**Extracted records**:
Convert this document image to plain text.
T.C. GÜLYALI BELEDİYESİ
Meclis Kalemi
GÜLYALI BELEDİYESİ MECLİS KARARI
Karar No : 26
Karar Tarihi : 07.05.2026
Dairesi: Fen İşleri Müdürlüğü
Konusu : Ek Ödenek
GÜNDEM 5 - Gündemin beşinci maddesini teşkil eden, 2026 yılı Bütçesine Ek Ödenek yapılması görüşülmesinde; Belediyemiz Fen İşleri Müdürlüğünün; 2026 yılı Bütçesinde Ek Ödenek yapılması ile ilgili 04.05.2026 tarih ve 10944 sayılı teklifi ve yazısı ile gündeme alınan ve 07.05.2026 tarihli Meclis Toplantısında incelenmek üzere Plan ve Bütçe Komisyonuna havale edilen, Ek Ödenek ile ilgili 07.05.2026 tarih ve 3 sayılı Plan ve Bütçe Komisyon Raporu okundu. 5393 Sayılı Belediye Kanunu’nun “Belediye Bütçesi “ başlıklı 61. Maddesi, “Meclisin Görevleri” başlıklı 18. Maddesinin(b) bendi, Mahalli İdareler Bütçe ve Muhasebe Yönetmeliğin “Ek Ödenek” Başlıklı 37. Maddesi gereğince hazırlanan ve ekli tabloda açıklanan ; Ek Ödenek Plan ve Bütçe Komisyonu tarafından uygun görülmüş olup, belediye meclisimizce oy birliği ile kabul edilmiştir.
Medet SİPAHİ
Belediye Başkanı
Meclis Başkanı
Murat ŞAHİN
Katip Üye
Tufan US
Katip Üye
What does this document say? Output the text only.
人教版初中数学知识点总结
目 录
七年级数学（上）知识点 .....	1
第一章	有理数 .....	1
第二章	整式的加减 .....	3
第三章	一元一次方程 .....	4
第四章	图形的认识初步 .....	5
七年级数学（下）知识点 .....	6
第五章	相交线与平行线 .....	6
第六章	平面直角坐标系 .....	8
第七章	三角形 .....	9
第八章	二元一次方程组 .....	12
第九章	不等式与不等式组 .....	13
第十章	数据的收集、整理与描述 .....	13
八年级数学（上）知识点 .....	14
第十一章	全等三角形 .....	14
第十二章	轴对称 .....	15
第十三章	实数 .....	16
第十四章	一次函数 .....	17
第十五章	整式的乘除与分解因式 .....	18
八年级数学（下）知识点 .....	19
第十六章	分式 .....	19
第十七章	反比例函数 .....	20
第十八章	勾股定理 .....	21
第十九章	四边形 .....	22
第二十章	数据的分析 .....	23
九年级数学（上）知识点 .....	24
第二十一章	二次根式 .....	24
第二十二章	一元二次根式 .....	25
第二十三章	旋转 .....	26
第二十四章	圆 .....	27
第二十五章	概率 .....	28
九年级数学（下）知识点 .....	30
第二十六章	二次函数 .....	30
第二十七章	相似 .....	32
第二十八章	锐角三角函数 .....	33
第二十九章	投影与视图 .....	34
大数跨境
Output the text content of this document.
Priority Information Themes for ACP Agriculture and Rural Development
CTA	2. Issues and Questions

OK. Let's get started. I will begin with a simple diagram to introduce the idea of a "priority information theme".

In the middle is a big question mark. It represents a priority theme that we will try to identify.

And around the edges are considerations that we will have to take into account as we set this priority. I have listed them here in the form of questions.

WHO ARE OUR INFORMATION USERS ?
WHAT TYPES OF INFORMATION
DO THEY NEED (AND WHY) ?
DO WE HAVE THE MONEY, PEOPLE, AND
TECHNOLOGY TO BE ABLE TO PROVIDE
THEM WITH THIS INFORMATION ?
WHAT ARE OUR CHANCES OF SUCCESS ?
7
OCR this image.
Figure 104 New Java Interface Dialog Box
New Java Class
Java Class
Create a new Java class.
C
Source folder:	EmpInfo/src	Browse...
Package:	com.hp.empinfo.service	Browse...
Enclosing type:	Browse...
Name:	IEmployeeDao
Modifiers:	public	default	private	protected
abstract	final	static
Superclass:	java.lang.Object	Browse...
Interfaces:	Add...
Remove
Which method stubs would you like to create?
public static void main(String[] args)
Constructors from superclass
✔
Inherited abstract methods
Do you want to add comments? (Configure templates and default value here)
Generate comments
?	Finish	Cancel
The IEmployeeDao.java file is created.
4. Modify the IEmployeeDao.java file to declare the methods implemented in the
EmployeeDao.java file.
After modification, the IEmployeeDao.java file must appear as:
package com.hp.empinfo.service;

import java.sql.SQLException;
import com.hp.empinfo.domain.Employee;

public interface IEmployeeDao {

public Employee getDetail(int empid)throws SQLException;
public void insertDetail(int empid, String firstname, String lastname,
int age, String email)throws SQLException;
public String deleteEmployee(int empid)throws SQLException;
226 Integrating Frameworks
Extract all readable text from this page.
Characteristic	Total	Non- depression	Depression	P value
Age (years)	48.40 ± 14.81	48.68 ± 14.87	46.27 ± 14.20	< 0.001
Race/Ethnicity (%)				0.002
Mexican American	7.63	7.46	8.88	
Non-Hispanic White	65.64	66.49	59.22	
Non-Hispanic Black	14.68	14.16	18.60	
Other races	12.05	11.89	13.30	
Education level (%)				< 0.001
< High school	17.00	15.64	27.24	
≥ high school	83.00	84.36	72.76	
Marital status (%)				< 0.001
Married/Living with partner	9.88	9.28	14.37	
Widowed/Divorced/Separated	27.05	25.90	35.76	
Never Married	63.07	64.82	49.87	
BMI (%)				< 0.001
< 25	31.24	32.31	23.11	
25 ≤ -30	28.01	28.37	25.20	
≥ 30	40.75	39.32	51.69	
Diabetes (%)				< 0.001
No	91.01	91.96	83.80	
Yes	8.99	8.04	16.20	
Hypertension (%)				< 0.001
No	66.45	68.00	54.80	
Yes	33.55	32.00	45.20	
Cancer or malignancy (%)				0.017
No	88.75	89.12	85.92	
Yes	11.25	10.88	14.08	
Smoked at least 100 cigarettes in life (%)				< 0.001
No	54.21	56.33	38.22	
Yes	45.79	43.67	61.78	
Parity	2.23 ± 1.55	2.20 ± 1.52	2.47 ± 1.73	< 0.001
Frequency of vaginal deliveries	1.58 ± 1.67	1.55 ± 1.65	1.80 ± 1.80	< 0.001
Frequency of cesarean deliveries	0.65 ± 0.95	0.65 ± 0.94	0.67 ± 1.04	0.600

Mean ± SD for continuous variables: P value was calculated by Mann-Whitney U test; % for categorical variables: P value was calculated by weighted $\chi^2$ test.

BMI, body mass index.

**Objective**: Reproduce the complete data exactly as presented above.

**Full response**:
Convert this document image to plain text.
T.C. GÜLYALI BELEDİYESİ
Meclis Kalemi
GÜLYALI BELEDİYESİ MECLİS KARARI
Karar No : 26
Karar Tarihi : 07.05.2026
Dairesi: Fen İşleri Müdürlüğü
Konusu : Ek Ödenek
GÜNDEM 5 - Gündemin beşinci maddesini teşkil eden, 2026 yılı Bütçesine Ek Ödenek yapılması görüşülmesinde; Belediyemiz Fen İşleri Müdürlüğünün; 2026 yılı Bütçesinde Ek Ödenek yapılması ile ilgili 04.05.2026 tarih ve 10944 sayılı teklifi ve yazısı ile gündeme alınan ve 07.05.2026 tarihli Meclis Toplantısında incelenmek üzere Plan ve Bütçe Komisyonuna havale edilen, Ek Ödenek ile ilgili 07.05.2026 tarih ve 3 sayılı Plan ve Bütçe Komisyon Raporu okundu. 5393 Sayılı Belediye Kanunu’nun “Belediye Bütçesi “ başlıklı 61. Maddesi, “Meclisin Görevleri” başlıklı 18. Maddesinin(b) bendi, Mahalli İdareler Bütçe ve Muhasebe Yönetmeliğin “Ek Ödenek” Başlıklı 37. Maddesi gereğince hazırlanan ve ekli tabloda açıklanan ; Ek Ödenek Plan ve Bütçe Komisyonu tarafından uygun görülmüş olup, belediye meclisimizce oy birliği ile kabul edilmiştir.
Medet SİPAHİ
Belediye Başkanı
Meclis Başkanı
Murat ŞAHİN
Katip Üye
Tufan US
Katip Üye
What does this document say? Output the text only.
人教版初中数学知识点总结
目 录
七年级数学（上）知识点 .....	1
第一章	有理数 .....	1
第二章	整式的加减 .....	3
第三章	一元一次方程 .....	4
第四章	图形的认识初步 .....	5
七年级数学（下）知识点 .....	6
第五章	相交线与平行线 .....	6
第六章	平面直角坐标系 .....	8
第七章	三角形 .....	9
第八章	二元一次方程组 .....	12
第九章	不等式与不等式组 .....	13
第十章	数据的收集、整理与描述 .....	13
八年级数学（上）知识点 .....	14
第十一章	全等三角形 .....	14
第十二章	轴对称 .....	15
第十三章	实数 .....	16
第十四章	一次函数 .....	17
第十五章	整式的乘除与分解因式 .....	18
八年级数学（下）知识点 .....	19
第十六章	分式 .....	19
第十七章	反比例函数 .....	20
第十八章	勾股定理 .....	21
第十九章	四边形 .....	22
第二十章	数据的分析 .....	23
九年级数学（上）知识点 .....	24
第二十一章	二次根式 .....	24
第二十二章	一元二次根式 .....	25
第二十三章	旋转 .....	26
第二十四章	圆 .....	27
第二十五章	概率 .....	28
九年级数学（下）知识点 .....	30
第二十六章	二次函数 .....	30
第二十七章	相似 .....	32
第二十八章	锐角三角函数 .....	33
第二十九章	投影与视图 .....	34
大数跨境
Output the text content of this document.
Priority Information Themes for ACP Agriculture and Rural Development
CTA	2. Issues and Questions

OK. Let's get started. I will begin with a simple diagram to introduce the idea of a "priority information theme".

In the middle is a big question mark. It represents a priority theme that we will try to identify.

And around the edges are considerations that we will have to take into account as we set this priority. I have listed them here in the form of questions.

WHO ARE OUR INFORMATION USERS ?
WHAT TYPES OF INFORMATION
DO THEY NEED (AND WHY) ?
DO WE HAVE THE MONEY, PEOPLE, AND
TECHNOLOGY TO BE ABLE TO PROVIDE
THEM WITH THIS INFORMATION ?
WHAT ARE OUR CHANCES OF SUCCESS ?
7
OCR this image.
Figure 104 New Java Interface Dialog Box
New Java Class
Java Class
Create a new Java class.
C
Source folder:	EmpInfo/src	Browse...
Package:	com.hp.empinfo.service	Browse...
Enclosing type:	Browse...
Name:	IEmployeeDao
Modifiers:	public	default	private	protected
abstract	final	static
Superclass:	java.lang.Object	Browse...
Interfaces:	Add...
Remove
Which method stubs would you like to create?
public static void main(String[] args)
Constructors from superclass
✔
Inherited abstract methods
Do you want to add comments? (Configure templates and default value here)
Generate comments
?	Finish	Cancel
The IEmployeeDao.java file is created.
4. Modify the IEmployeeDao.java file to declare the methods implemented in the
EmployeeDao.java file.
After modification, the IEmployeeDao.java file must appear as:
package com.hp.empinfo.service;

import java.sql.SQLException;
import com.hp.empinfo.domain.Employee;

public interface IEmployeeDao {

public Employee getDetail(int empid)throws SQLException;
public void insertDetail(int empid, String firstname, String lastname,
int age, String email)throws SQLException;
public String deleteEmployee(int empid)throws SQLException;
226 Integrating Frameworks
Extract all readable text from this page.
Characteristic	Total	Non- depression	Depression	P value
Age (years)	48.40 ± 14.81	48.68 ± 14.87	46.27 ± 14.20	< 0.001
Race/Ethnicity (%)				0.002
Mexican American	7.63	7.46	8.88	
Non-Hispanic White	65.64	66.49	59.22	
Non-Hispanic Black	14.68	14.16	18.60	
Other races	12.05	11.89	13.30	
Education level (%)				< 0.001
< High school	17.00	15.64	27.24	
≥ high school	83.00	84.36	72.76	
Marital status (%)				< 0.001
Married/Living with partner	9.88	9.28	14.37	
Widowed/Divorced/Separated	27.05	25.90	35.76	
Never Married	63.07	64.82	49.87	
BMI (%)				< 0.001
< 25	31.24	32.31	23.11	
25 ≤ -30	28.01	28.37	25.20	
≥ 30	40.75	39.32	51.69	
Diabetes (%)				< 0.001
No	91.01	91.96	83.80	
Yes	8.99	8.04	16.20	
Hypertension (%)				< 0.001
No	66.45	68.00	54.80	
Yes	33.55	32.00	45.20	
Cancer or malignancy (%)				0.017
No	88.75	89.12	85.92	
Yes	11.25	10.88	14.08	
Smoked at least 100 cigarettes in life (%)				< 0.001
No	54.21	56.33	38.22	
Yes	45.79	43.67	61.78	
Parity	2.23 ± 1.55	2.20 ± 1.52	2.47 ± 1.73	< 0.001
Frequency of vaginal deliveries	1.58 ± 1.67	1.55 ± 1.65	1.80 ± 1.80	< 0.001
Frequency of cesarean deliveries	0.65 ± 0.95	0.65 ± 0.94	0.67 ± 1.04	0.600

Mean ± SD for continuous variables: P value was calculated by Mann-Whitney U test; % for categorical variables: P value was calculated by weighted $\chi^2$ test.

BMI, body mass index.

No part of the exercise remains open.